■ **Instruction**
Output all the data exactly. Pictures do not belong in the copy.

[Rows from a dataset]
++++++++
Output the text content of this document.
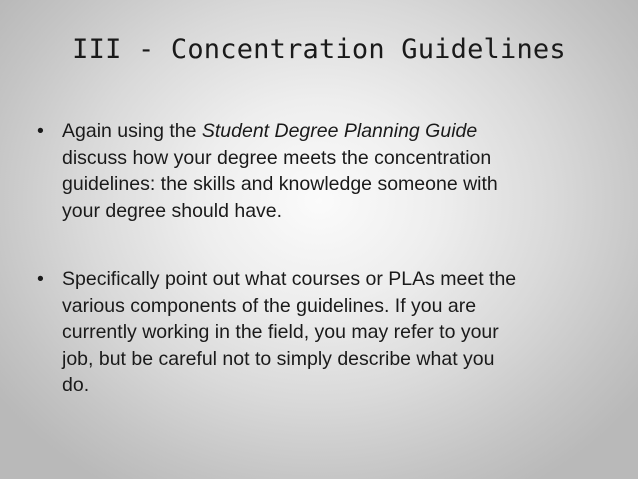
III - Concentration Guidelines
• Again using the Student Degree Planning Guide
discuss how your degree meets the concentration
guidelines: the skills and knowledge someone with
your degree should have.
• Specifically point out what courses or PLAs meet the
various components of the guidelines. If you are
currently working in the field, you may refer to your
job, but be careful not to simply describe what you
do.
++++++++
■ **Solution for this exercise**
Output the text content of this document.
III - Concentration Guidelines
• Again using the Student Degree Planning Guide
discuss how your degree meets the concentration
guidelines: the skills and knowledge someone with
your degree should have.
• Specifically point out what courses or PLAs meet the
various components of the guidelines. If you are
currently working in the field, you may refer to your
job, but be careful not to simply describe what you
do.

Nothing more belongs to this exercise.